Provided material:
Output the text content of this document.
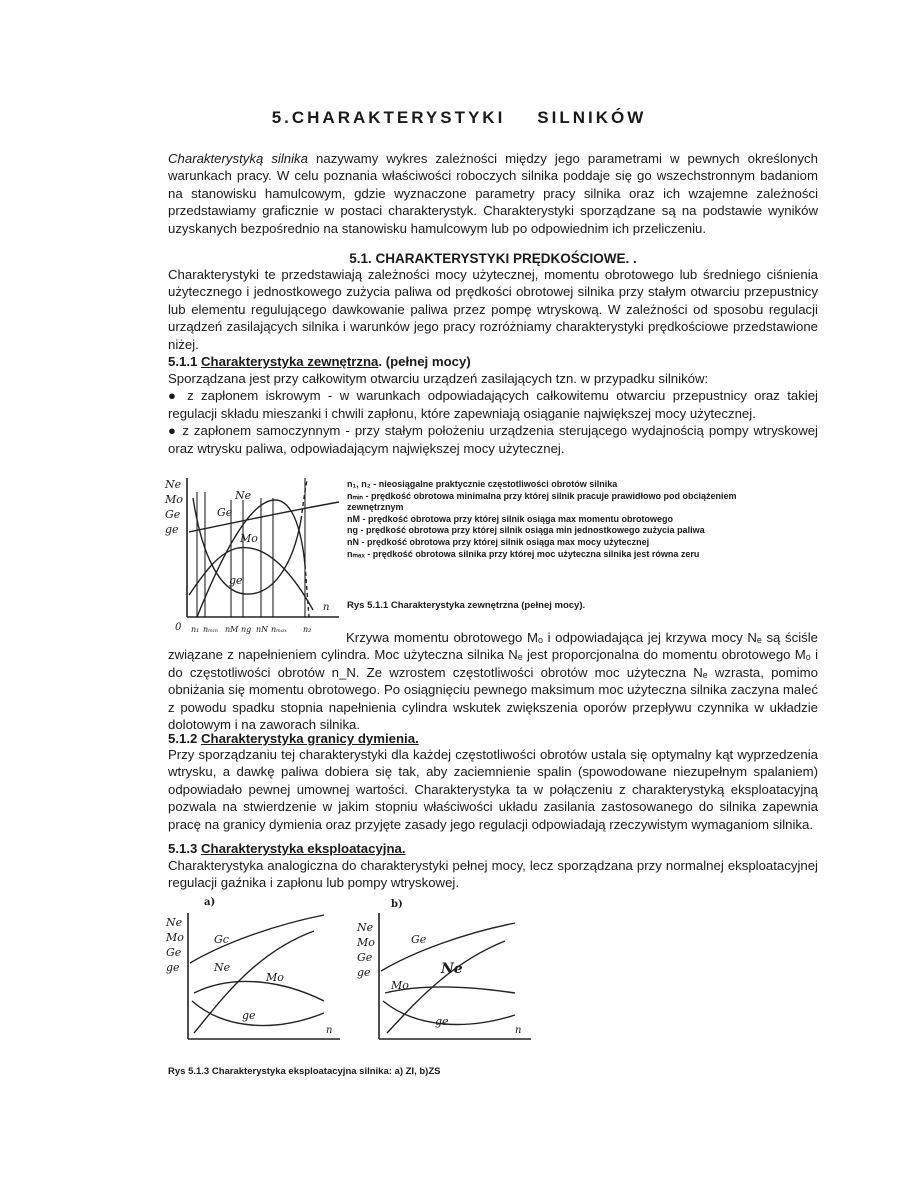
5.CHARAKTERYSTYKI SILNIKÓW
Charakterystyką silnika nazywamy wykres zależności między jego parametrami w pewnych określonych warunkach pracy. W celu poznania właściwości roboczych silnika poddaje się go wszechstronnym badaniom na stanowisku hamulcowym, gdzie wyznaczone parametry pracy silnika oraz ich wzajemne zależności przedstawiamy graficznie w postaci charakterystyk. Charakterystyki sporządzane są na podstawie wyników uzyskanych bezpośrednio na stanowisku hamulcowym lub po odpowiednim ich przeliczeniu.
5.1. CHARAKTERYSTYKI PRĘDKOŚCIOWE. .
Charakterystyki te przedstawiają zależności mocy użytecznej, momentu obrotowego lub średniego ciśnienia użytecznego i jednostkowego zużycia paliwa od prędkości obrotowej silnika przy stałym otwarciu przepustnicy lub elementu regulującego dawkowanie paliwa przez pompę wtryskową. W zależności od sposobu regulacji urządzeń zasilających silnika i warunków jego pracy rozróżniamy charakterystyki prędkościowe przedstawione niżej.
5.1.1 Charakterystyka zewnętrzna. (pełnej mocy)
Sporządzana jest przy całkowitym otwarciu urządzeń zasilających tzn. w przypadku silników:
● z zapłonem iskrowym - w warunkach odpowiadających całkowitemu otwarciu przepustnicy oraz takiej regulacji składu mieszanki i chwili zapłonu, które zapewniają osiąganie największej mocy użytecznej.
● z zapłonem samoczynnym - przy stałym położeniu urządzenia sterującego wydajnością pompy wtryskowej oraz wtrysku paliwa, odpowiadającym największej mocy użytecznej.
Ne
Mo
Ge
ge
Ne
Ge
Mo
ge
n
0 n₁ nₘᵢₙ nM ng nN nₘₐₓ n₂
n₁, n₂ - nieosiągalne praktycznie częstotliwości obrotów silnika
nₘᵢₙ - prędkość obrotowa minimalna przy której silnik pracuje prawidłowo pod obciążeniem zewnętrznym
nM - prędkość obrotowa przy której silnik osiąga max momentu obrotowego
ng - prędkość obrotowa przy której silnik osiąga min jednostkowego zużycia paliwa
nN - prędkość obrotowa przy której silnik osiąga max mocy użytecznej
nₘₐₓ - prędkość obrotowa silnika przy której moc użyteczna silnika jest równa zeru
Rys 5.1.1 Charakterystyka zewnętrzna (pełnej mocy).
Krzywa momentu obrotowego Mₒ i odpowiadająca jej krzywa mocy Nₑ są ściśle związane z napełnieniem cylindra. Moc użyteczna silnika Nₑ jest proporcjonalna do momentu obrotowego Mₒ i do częstotliwości obrotów n_N. Ze wzrostem częstotliwości obrotów moc użyteczna Nₑ wzrasta, pomimo obniżania się momentu obrotowego. Po osiągnięciu pewnego maksimum moc użyteczna silnika zaczyna maleć z powodu spadku stopnia napełnienia cylindra wskutek zwiększenia oporów przepływu czynnika w układzie dolotowym i na zaworach silnika.
5.1.2 Charakterystyka granicy dymienia.
Przy sporządzaniu tej charakterystyki dla każdej częstotliwości obrotów ustala się optymalny kąt wyprzedzenia wtrysku, a dawkę paliwa dobiera się tak, aby zaciemnienie spalin (spowodowane niezupełnym spalaniem) odpowiadało pewnej umownej wartości. Charakterystyka ta w połączeniu z charakterystyką eksploatacyjną pozwala na stwierdzenie w jakim stopniu właściwości układu zasilania zastosowanego do silnika zapewnia pracę na granicy dymienia oraz przyjęte zasady jego regulacji odpowiadają rzeczywistym wymaganiom silnika.
5.1.3 Charakterystyka eksploatacyjna.
Charakterystyka analogiczna do charakterystyki pełnej mocy, lecz sporządzana przy normalnej eksploatacyjnej regulacji gaźnika i zapłonu lub pompy wtryskowej.
a)
Ne
Mo
Ge
ge
Gc
Ne
Mo
ge
n
b)
Ne
Mo
Ge
ge
Ge
Ne
Mo
ge
n
Rys 5.1.3 Charakterystyka eksploatacyjna silnika: a) ZI, b)ZS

Your instructions: Copy each line in full and exactly, omitting any picture.

Answer to this task:
Output the text content of this document.
5.CHARAKTERYSTYKI SILNIKÓW
Charakterystyką silnika nazywamy wykres zależności między jego parametrami w pewnych określonych warunkach pracy. W celu poznania właściwości roboczych silnika poddaje się go wszechstronnym badaniom na stanowisku hamulcowym, gdzie wyznaczone parametry pracy silnika oraz ich wzajemne zależności przedstawiamy graficznie w postaci charakterystyk. Charakterystyki sporządzane są na podstawie wyników uzyskanych bezpośrednio na stanowisku hamulcowym lub po odpowiednim ich przeliczeniu.
5.1. CHARAKTERYSTYKI PRĘDKOŚCIOWE. .
Charakterystyki te przedstawiają zależności mocy użytecznej, momentu obrotowego lub średniego ciśnienia użytecznego i jednostkowego zużycia paliwa od prędkości obrotowej silnika przy stałym otwarciu przepustnicy lub elementu regulującego dawkowanie paliwa przez pompę wtryskową. W zależności od sposobu regulacji urządzeń zasilających silnika i warunków jego pracy rozróżniamy charakterystyki prędkościowe przedstawione niżej.
5.1.1 Charakterystyka zewnętrzna. (pełnej mocy)
Sporządzana jest przy całkowitym otwarciu urządzeń zasilających tzn. w przypadku silników:
● z zapłonem iskrowym - w warunkach odpowiadających całkowitemu otwarciu przepustnicy oraz takiej regulacji składu mieszanki i chwili zapłonu, które zapewniają osiąganie największej mocy użytecznej.
● z zapłonem samoczynnym - przy stałym położeniu urządzenia sterującego wydajnością pompy wtryskowej oraz wtrysku paliwa, odpowiadającym największej mocy użytecznej.
Ne
Mo
Ge
ge
Ne
Ge
Mo
ge
n
0 n₁ nₘᵢₙ nM ng nN nₘₐₓ n₂
n₁, n₂ - nieosiągalne praktycznie częstotliwości obrotów silnika
nₘᵢₙ - prędkość obrotowa minimalna przy której silnik pracuje prawidłowo pod obciążeniem zewnętrznym
nM - prędkość obrotowa przy której silnik osiąga max momentu obrotowego
ng - prędkość obrotowa przy której silnik osiąga min jednostkowego zużycia paliwa
nN - prędkość obrotowa przy której silnik osiąga max mocy użytecznej
nₘₐₓ - prędkość obrotowa silnika przy której moc użyteczna silnika jest równa zeru
Rys 5.1.1 Charakterystyka zewnętrzna (pełnej mocy).
Krzywa momentu obrotowego Mₒ i odpowiadająca jej krzywa mocy Nₑ są ściśle związane z napełnieniem cylindra. Moc użyteczna silnika Nₑ jest proporcjonalna do momentu obrotowego Mₒ i do częstotliwości obrotów n_N. Ze wzrostem częstotliwości obrotów moc użyteczna Nₑ wzrasta, pomimo obniżania się momentu obrotowego. Po osiągnięciu pewnego maksimum moc użyteczna silnika zaczyna maleć z powodu spadku stopnia napełnienia cylindra wskutek zwiększenia oporów przepływu czynnika w układzie dolotowym i na zaworach silnika.
5.1.2 Charakterystyka granicy dymienia.
Przy sporządzaniu tej charakterystyki dla każdej częstotliwości obrotów ustala się optymalny kąt wyprzedzenia wtrysku, a dawkę paliwa dobiera się tak, aby zaciemnienie spalin (spowodowane niezupełnym spalaniem) odpowiadało pewnej umownej wartości. Charakterystyka ta w połączeniu z charakterystyką eksploatacyjną pozwala na stwierdzenie w jakim stopniu właściwości układu zasilania zastosowanego do silnika zapewnia pracę na granicy dymienia oraz przyjęte zasady jego regulacji odpowiadają rzeczywistym wymaganiom silnika.
5.1.3 Charakterystyka eksploatacyjna.
Charakterystyka analogiczna do charakterystyki pełnej mocy, lecz sporządzana przy normalnej eksploatacyjnej regulacji gaźnika i zapłonu lub pompy wtryskowej.
a)
Ne
Mo
Ge
ge
Gc
Ne
Mo
ge
n
b)
Ne
Mo
Ge
ge
Ge
Ne
Mo
ge
n
Rys 5.1.3 Charakterystyka eksploatacyjna silnika: a) ZI, b)ZS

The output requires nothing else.